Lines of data
-------
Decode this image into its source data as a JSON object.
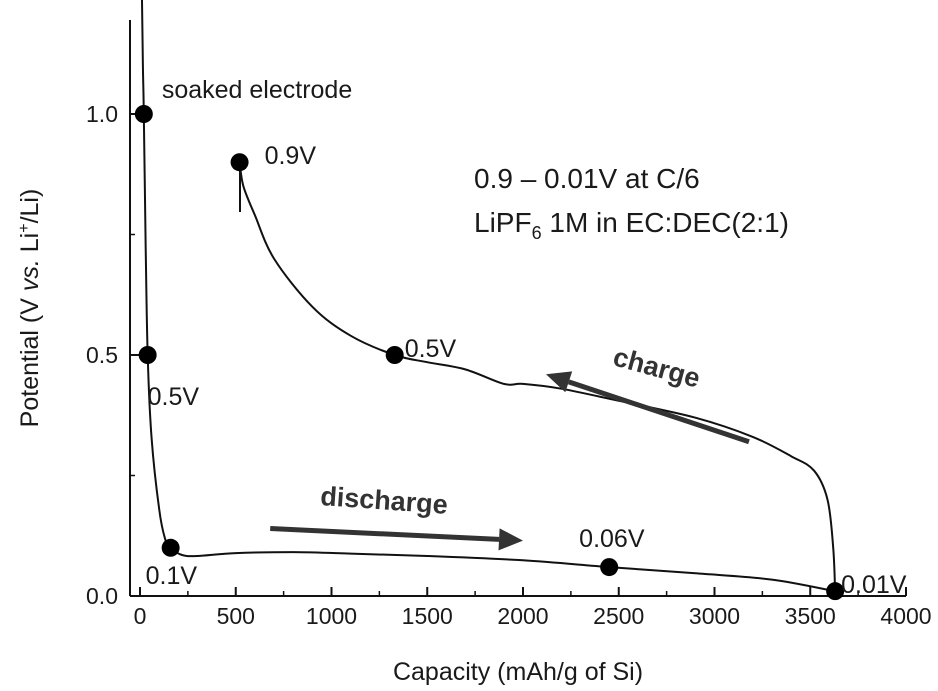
{
  "chart_data": {
    "type": "line",
    "xlabel": "Capacity (mAh/g of Si)",
    "ylabel_parts": {
      "prefix": "Potential (V ",
      "vs": "vs.",
      "mid": " Li",
      "sup": "+",
      "suffix": "/Li)"
    },
    "xlim": [
      0,
      4000
    ],
    "ylim": [
      0,
      1.25
    ],
    "x_ticks": [
      0,
      500,
      1000,
      1500,
      2000,
      2500,
      3000,
      3500,
      4000
    ],
    "x_tick_labels": [
      "0",
      "500",
      "1000",
      "1500",
      "2000",
      "2500",
      "3000",
      "3500",
      "4000"
    ],
    "y_ticks": [
      0.0,
      0.5,
      1.0
    ],
    "y_tick_labels": [
      "0.0",
      "0.5",
      "1.0"
    ],
    "grid": false,
    "series": [
      {
        "segment": "discharge",
        "points": [
          [
            10,
            1.25
          ],
          [
            15,
            1.1
          ],
          [
            20,
            1.0
          ],
          [
            30,
            0.72
          ],
          [
            40,
            0.5
          ],
          [
            60,
            0.33
          ],
          [
            100,
            0.18
          ],
          [
            130,
            0.12
          ],
          [
            160,
            0.1
          ],
          [
            220,
            0.085
          ],
          [
            300,
            0.083
          ],
          [
            500,
            0.089
          ],
          [
            800,
            0.091
          ],
          [
            1100,
            0.088
          ],
          [
            1500,
            0.083
          ],
          [
            2000,
            0.074
          ],
          [
            2450,
            0.06
          ],
          [
            2900,
            0.047
          ],
          [
            3300,
            0.034
          ],
          [
            3630,
            0.01
          ]
        ]
      },
      {
        "segment": "charge",
        "points": [
          [
            3630,
            0.01
          ],
          [
            3620,
            0.1
          ],
          [
            3590,
            0.2
          ],
          [
            3520,
            0.26
          ],
          [
            3400,
            0.29
          ],
          [
            3200,
            0.33
          ],
          [
            2900,
            0.37
          ],
          [
            2500,
            0.405
          ],
          [
            2200,
            0.43
          ],
          [
            2000,
            0.44
          ],
          [
            1900,
            0.44
          ],
          [
            1700,
            0.47
          ],
          [
            1500,
            0.485
          ],
          [
            1330,
            0.5
          ],
          [
            1100,
            0.54
          ],
          [
            900,
            0.6
          ],
          [
            700,
            0.7
          ],
          [
            600,
            0.79
          ],
          [
            540,
            0.85
          ],
          [
            520,
            0.9
          ]
        ]
      }
    ],
    "markers": [
      {
        "x": 20,
        "y": 1.0,
        "label": "soaked electrode"
      },
      {
        "x": 40,
        "y": 0.5,
        "label": "0.5V"
      },
      {
        "x": 160,
        "y": 0.1,
        "label": "0.1V"
      },
      {
        "x": 2450,
        "y": 0.06,
        "label": "0.06V"
      },
      {
        "x": 3630,
        "y": 0.01,
        "label": "0.01V"
      },
      {
        "x": 1330,
        "y": 0.5,
        "label": "0.5V"
      },
      {
        "x": 520,
        "y": 0.9,
        "label": "0.9V"
      }
    ],
    "annotations": {
      "conditions_line1": "0.9 – 0.01V at C/6",
      "conditions_line2_parts": {
        "a": "LiPF",
        "sub": "6",
        "b": " 1M in EC:DEC(2:1)"
      },
      "discharge_label": "discharge",
      "charge_label": "charge"
    },
    "arrows": {
      "discharge": {
        "from": [
          680,
          0.14
        ],
        "to": [
          2000,
          0.115
        ]
      },
      "charge": {
        "from": [
          3180,
          0.32
        ],
        "to": [
          2120,
          0.46
        ]
      }
    }
  }
}
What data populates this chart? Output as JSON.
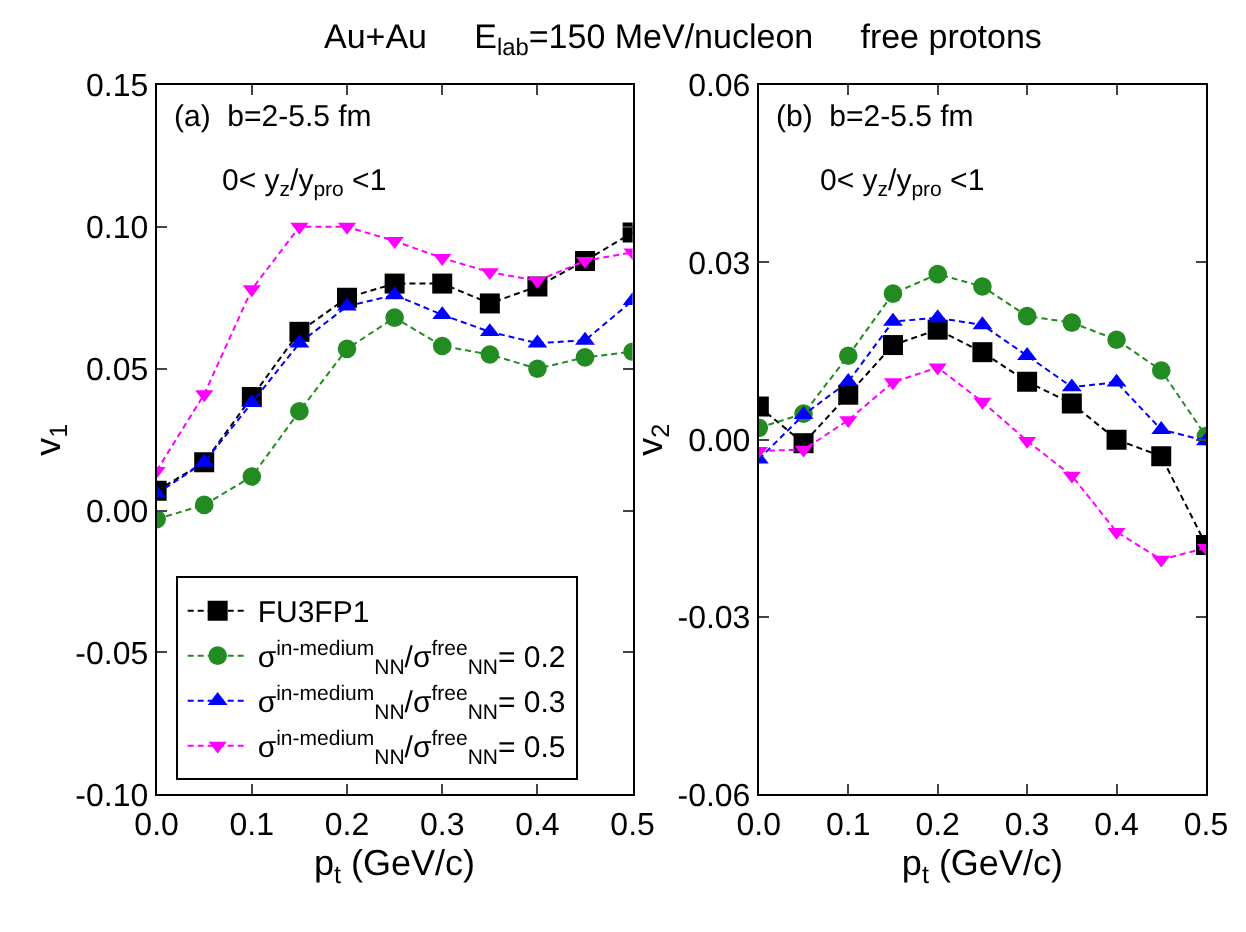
-------
DIRECTIVE: Copy all the entries word for word. Omit any pictures.

EXERCISE SOLUTION:
Decode this image into its source data as a JSON object.
{
  "chart_data": {
    "type": "line",
    "xlabel": "Capacity (mAh/g of Si)",
    "ylabel_parts": {
      "prefix": "Potential (V ",
      "vs": "vs.",
      "mid": " Li",
      "sup": "+",
      "suffix": "/Li)"
    },
    "xlim": [
      0,
      4000
    ],
    "ylim": [
      0,
      1.25
    ],
    "x_ticks": [
      0,
      500,
      1000,
      1500,
      2000,
      2500,
      3000,
      3500,
      4000
    ],
    "x_tick_labels": [
      "0",
      "500",
      "1000",
      "1500",
      "2000",
      "2500",
      "3000",
      "3500",
      "4000"
    ],
    "y_ticks": [
      0.0,
      0.5,
      1.0
    ],
    "y_tick_labels": [
      "0.0",
      "0.5",
      "1.0"
    ],
    "grid": false,
    "series": [
      {
        "segment": "discharge",
        "points": [
          [
            10,
            1.25
          ],
          [
            15,
            1.1
          ],
          [
            20,
            1.0
          ],
          [
            30,
            0.72
          ],
          [
            40,
            0.5
          ],
          [
            60,
            0.33
          ],
          [
            100,
            0.18
          ],
          [
            130,
            0.12
          ],
          [
            160,
            0.1
          ],
          [
            220,
            0.085
          ],
          [
            300,
            0.083
          ],
          [
            500,
            0.089
          ],
          [
            800,
            0.091
          ],
          [
            1100,
            0.088
          ],
          [
            1500,
            0.083
          ],
          [
            2000,
            0.074
          ],
          [
            2450,
            0.06
          ],
          [
            2900,
            0.047
          ],
          [
            3300,
            0.034
          ],
          [
            3630,
            0.01
          ]
        ]
      },
      {
        "segment": "charge",
        "points": [
          [
            3630,
            0.01
          ],
          [
            3620,
            0.1
          ],
          [
            3590,
            0.2
          ],
          [
            3520,
            0.26
          ],
          [
            3400,
            0.29
          ],
          [
            3200,
            0.33
          ],
          [
            2900,
            0.37
          ],
          [
            2500,
            0.405
          ],
          [
            2200,
            0.43
          ],
          [
            2000,
            0.44
          ],
          [
            1900,
            0.44
          ],
          [
            1700,
            0.47
          ],
          [
            1500,
            0.485
          ],
          [
            1330,
            0.5
          ],
          [
            1100,
            0.54
          ],
          [
            900,
            0.6
          ],
          [
            700,
            0.7
          ],
          [
            600,
            0.79
          ],
          [
            540,
            0.85
          ],
          [
            520,
            0.9
          ]
        ]
      }
    ],
    "markers": [
      {
        "x": 20,
        "y": 1.0,
        "label": "soaked electrode"
      },
      {
        "x": 40,
        "y": 0.5,
        "label": "0.5V"
      },
      {
        "x": 160,
        "y": 0.1,
        "label": "0.1V"
      },
      {
        "x": 2450,
        "y": 0.06,
        "label": "0.06V"
      },
      {
        "x": 3630,
        "y": 0.01,
        "label": "0.01V"
      },
      {
        "x": 1330,
        "y": 0.5,
        "label": "0.5V"
      },
      {
        "x": 520,
        "y": 0.9,
        "label": "0.9V"
      }
    ],
    "annotations": {
      "conditions_line1": "0.9 – 0.01V at C/6",
      "conditions_line2_parts": {
        "a": "LiPF",
        "sub": "6",
        "b": " 1M in EC:DEC(2:1)"
      },
      "discharge_label": "discharge",
      "charge_label": "charge"
    },
    "arrows": {
      "discharge": {
        "from": [
          680,
          0.14
        ],
        "to": [
          2000,
          0.115
        ]
      },
      "charge": {
        "from": [
          3180,
          0.32
        ],
        "to": [
          2120,
          0.46
        ]
      }
    }
  }
}
What data populates this chart? Output as JSON.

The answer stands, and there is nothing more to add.